[Saved entries]
>> BEGIN

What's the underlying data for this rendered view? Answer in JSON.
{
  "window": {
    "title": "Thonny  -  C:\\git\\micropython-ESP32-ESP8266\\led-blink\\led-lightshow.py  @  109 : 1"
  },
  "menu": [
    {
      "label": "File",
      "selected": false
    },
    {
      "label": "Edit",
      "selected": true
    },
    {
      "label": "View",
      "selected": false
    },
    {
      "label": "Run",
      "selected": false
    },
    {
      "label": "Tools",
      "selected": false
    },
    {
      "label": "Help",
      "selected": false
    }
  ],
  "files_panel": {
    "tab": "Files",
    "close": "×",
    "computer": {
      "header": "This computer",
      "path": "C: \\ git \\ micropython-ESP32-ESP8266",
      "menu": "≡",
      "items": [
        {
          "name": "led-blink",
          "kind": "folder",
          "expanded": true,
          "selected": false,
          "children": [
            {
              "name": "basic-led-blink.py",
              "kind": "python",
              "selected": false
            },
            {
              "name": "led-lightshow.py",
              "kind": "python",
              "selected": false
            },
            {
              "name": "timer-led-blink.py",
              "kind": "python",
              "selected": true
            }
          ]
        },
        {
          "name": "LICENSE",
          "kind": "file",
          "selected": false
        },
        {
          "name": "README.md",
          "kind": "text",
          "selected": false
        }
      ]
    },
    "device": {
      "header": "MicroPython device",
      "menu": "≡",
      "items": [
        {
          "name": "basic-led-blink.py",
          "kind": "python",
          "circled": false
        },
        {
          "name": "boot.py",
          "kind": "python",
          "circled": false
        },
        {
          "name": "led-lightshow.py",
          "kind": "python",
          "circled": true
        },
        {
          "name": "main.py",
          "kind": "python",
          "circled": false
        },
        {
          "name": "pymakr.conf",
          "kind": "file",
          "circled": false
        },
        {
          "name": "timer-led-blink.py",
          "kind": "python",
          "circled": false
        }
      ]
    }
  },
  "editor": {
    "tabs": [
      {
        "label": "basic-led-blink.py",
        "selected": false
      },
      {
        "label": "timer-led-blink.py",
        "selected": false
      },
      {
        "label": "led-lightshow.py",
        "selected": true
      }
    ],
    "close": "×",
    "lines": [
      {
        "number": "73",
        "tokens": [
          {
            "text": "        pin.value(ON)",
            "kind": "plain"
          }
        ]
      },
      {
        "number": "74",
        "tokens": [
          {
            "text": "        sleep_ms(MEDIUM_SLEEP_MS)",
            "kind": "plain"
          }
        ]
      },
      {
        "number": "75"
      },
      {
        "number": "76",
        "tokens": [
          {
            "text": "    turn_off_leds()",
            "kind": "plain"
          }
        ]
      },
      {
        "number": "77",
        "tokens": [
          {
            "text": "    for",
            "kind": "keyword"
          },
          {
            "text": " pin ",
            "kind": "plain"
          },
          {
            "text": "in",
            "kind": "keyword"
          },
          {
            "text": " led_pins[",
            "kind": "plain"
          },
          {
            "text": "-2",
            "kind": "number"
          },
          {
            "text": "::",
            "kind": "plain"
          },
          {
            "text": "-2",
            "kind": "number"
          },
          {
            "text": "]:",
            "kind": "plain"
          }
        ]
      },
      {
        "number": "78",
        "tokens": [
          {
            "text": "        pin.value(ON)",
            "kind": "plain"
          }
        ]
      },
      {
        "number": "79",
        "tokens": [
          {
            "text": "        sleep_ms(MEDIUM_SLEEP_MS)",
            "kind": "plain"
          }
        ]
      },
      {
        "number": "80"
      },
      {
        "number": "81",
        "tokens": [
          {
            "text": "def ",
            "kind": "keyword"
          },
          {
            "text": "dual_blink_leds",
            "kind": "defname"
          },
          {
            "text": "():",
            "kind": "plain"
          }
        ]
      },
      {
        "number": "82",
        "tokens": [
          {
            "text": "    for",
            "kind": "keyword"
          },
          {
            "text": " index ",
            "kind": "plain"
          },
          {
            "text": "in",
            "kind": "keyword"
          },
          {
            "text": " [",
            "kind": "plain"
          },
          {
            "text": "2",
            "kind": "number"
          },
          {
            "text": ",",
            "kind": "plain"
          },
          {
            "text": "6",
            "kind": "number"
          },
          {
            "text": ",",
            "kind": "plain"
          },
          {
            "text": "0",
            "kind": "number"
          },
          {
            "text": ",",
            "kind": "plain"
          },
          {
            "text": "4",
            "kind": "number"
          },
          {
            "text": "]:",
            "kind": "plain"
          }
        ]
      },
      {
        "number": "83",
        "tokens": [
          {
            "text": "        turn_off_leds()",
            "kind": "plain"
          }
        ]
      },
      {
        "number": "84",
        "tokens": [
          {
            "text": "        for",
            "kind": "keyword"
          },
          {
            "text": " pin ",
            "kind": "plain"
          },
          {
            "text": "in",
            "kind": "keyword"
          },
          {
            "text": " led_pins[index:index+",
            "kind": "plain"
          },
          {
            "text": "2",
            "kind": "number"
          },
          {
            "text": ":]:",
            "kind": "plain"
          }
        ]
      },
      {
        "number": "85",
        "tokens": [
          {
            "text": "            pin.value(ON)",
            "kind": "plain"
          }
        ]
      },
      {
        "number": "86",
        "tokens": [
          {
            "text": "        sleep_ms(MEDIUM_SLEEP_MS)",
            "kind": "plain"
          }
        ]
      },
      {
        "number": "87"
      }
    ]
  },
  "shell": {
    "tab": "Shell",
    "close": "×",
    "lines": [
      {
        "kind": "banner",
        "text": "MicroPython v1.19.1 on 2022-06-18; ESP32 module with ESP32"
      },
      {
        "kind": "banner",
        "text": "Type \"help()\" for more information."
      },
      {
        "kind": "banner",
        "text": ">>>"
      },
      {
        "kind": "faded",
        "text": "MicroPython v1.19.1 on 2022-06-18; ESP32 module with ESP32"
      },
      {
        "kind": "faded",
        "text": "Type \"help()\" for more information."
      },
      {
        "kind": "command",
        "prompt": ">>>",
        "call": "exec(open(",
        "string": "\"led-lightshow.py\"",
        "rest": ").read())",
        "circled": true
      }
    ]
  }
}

>> END

Stated goal: The listing above must be transcribed exactly, line by line.

Result of this exercise:
What's the underlying data for this rendered view? Answer in JSON.
{
  "window": {
    "title": "Thonny  -  C:\\git\\micropython-ESP32-ESP8266\\led-blink\\led-lightshow.py  @  109 : 1"
  },
  "menu": [
    {
      "label": "File",
      "selected": false
    },
    {
      "label": "Edit",
      "selected": true
    },
    {
      "label": "View",
      "selected": false
    },
    {
      "label": "Run",
      "selected": false
    },
    {
      "label": "Tools",
      "selected": false
    },
    {
      "label": "Help",
      "selected": false
    }
  ],
  "files_panel": {
    "tab": "Files",
    "close": "×",
    "computer": {
      "header": "This computer",
      "path": "C: \\ git \\ micropython-ESP32-ESP8266",
      "menu": "≡",
      "items": [
        {
          "name": "led-blink",
          "kind": "folder",
          "expanded": true,
          "selected": false,
          "children": [
            {
              "name": "basic-led-blink.py",
              "kind": "python",
              "selected": false
            },
            {
              "name": "led-lightshow.py",
              "kind": "python",
              "selected": false
            },
            {
              "name": "timer-led-blink.py",
              "kind": "python",
              "selected": true
            }
          ]
        },
        {
          "name": "LICENSE",
          "kind": "file",
          "selected": false
        },
        {
          "name": "README.md",
          "kind": "text",
          "selected": false
        }
      ]
    },
    "device": {
      "header": "MicroPython device",
      "menu": "≡",
      "items": [
        {
          "name": "basic-led-blink.py",
          "kind": "python",
          "circled": false
        },
        {
          "name": "boot.py",
          "kind": "python",
          "circled": false
        },
        {
          "name": "led-lightshow.py",
          "kind": "python",
          "circled": true
        },
        {
          "name": "main.py",
          "kind": "python",
          "circled": false
        },
        {
          "name": "pymakr.conf",
          "kind": "file",
          "circled": false
        },
        {
          "name": "timer-led-blink.py",
          "kind": "python",
          "circled": false
        }
      ]
    }
  },
  "editor": {
    "tabs": [
      {
        "label": "basic-led-blink.py",
        "selected": false
      },
      {
        "label": "timer-led-blink.py",
        "selected": false
      },
      {
        "label": "led-lightshow.py",
        "selected": true
      }
    ],
    "close": "×",
    "lines": [
      {
        "number": "73",
        "tokens": [
          {
            "text": "        pin.value(ON)",
            "kind": "plain"
          }
        ]
      },
      {
        "number": "74",
        "tokens": [
          {
            "text": "        sleep_ms(MEDIUM_SLEEP_MS)",
            "kind": "plain"
          }
        ]
      },
      {
        "number": "75"
      },
      {
        "number": "76",
        "tokens": [
          {
            "text": "    turn_off_leds()",
            "kind": "plain"
          }
        ]
      },
      {
        "number": "77",
        "tokens": [
          {
            "text": "    for",
            "kind": "keyword"
          },
          {
            "text": " pin ",
            "kind": "plain"
          },
          {
            "text": "in",
            "kind": "keyword"
          },
          {
            "text": " led_pins[",
            "kind": "plain"
          },
          {
            "text": "-2",
            "kind": "number"
          },
          {
            "text": "::",
            "kind": "plain"
          },
          {
            "text": "-2",
            "kind": "number"
          },
          {
            "text": "]:",
            "kind": "plain"
          }
        ]
      },
      {
        "number": "78",
        "tokens": [
          {
            "text": "        pin.value(ON)",
            "kind": "plain"
          }
        ]
      },
      {
        "number": "79",
        "tokens": [
          {
            "text": "        sleep_ms(MEDIUM_SLEEP_MS)",
            "kind": "plain"
          }
        ]
      },
      {
        "number": "80"
      },
      {
        "number": "81",
        "tokens": [
          {
            "text": "def ",
            "kind": "keyword"
          },
          {
            "text": "dual_blink_leds",
            "kind": "defname"
          },
          {
            "text": "():",
            "kind": "plain"
          }
        ]
      },
      {
        "number": "82",
        "tokens": [
          {
            "text": "    for",
            "kind": "keyword"
          },
          {
            "text": " index ",
            "kind": "plain"
          },
          {
            "text": "in",
            "kind": "keyword"
          },
          {
            "text": " [",
            "kind": "plain"
          },
          {
            "text": "2",
            "kind": "number"
          },
          {
            "text": ",",
            "kind": "plain"
          },
          {
            "text": "6",
            "kind": "number"
          },
          {
            "text": ",",
            "kind": "plain"
          },
          {
            "text": "0",
            "kind": "number"
          },
          {
            "text": ",",
            "kind": "plain"
          },
          {
            "text": "4",
            "kind": "number"
          },
          {
            "text": "]:",
            "kind": "plain"
          }
        ]
      },
      {
        "number": "83",
        "tokens": [
          {
            "text": "        turn_off_leds()",
            "kind": "plain"
          }
        ]
      },
      {
        "number": "84",
        "tokens": [
          {
            "text": "        for",
            "kind": "keyword"
          },
          {
            "text": " pin ",
            "kind": "plain"
          },
          {
            "text": "in",
            "kind": "keyword"
          },
          {
            "text": " led_pins[index:index+",
            "kind": "plain"
          },
          {
            "text": "2",
            "kind": "number"
          },
          {
            "text": ":]:",
            "kind": "plain"
          }
        ]
      },
      {
        "number": "85",
        "tokens": [
          {
            "text": "            pin.value(ON)",
            "kind": "plain"
          }
        ]
      },
      {
        "number": "86",
        "tokens": [
          {
            "text": "        sleep_ms(MEDIUM_SLEEP_MS)",
            "kind": "plain"
          }
        ]
      },
      {
        "number": "87"
      }
    ]
  },
  "shell": {
    "tab": "Shell",
    "close": "×",
    "lines": [
      {
        "kind": "banner",
        "text": "MicroPython v1.19.1 on 2022-06-18; ESP32 module with ESP32"
      },
      {
        "kind": "banner",
        "text": "Type \"help()\" for more information."
      },
      {
        "kind": "banner",
        "text": ">>>"
      },
      {
        "kind": "faded",
        "text": "MicroPython v1.19.1 on 2022-06-18; ESP32 module with ESP32"
      },
      {
        "kind": "faded",
        "text": "Type \"help()\" for more information."
      },
      {
        "kind": "command",
        "prompt": ">>>",
        "call": "exec(open(",
        "string": "\"led-lightshow.py\"",
        "rest": ").read())",
        "circled": true
      }
    ]
  }
}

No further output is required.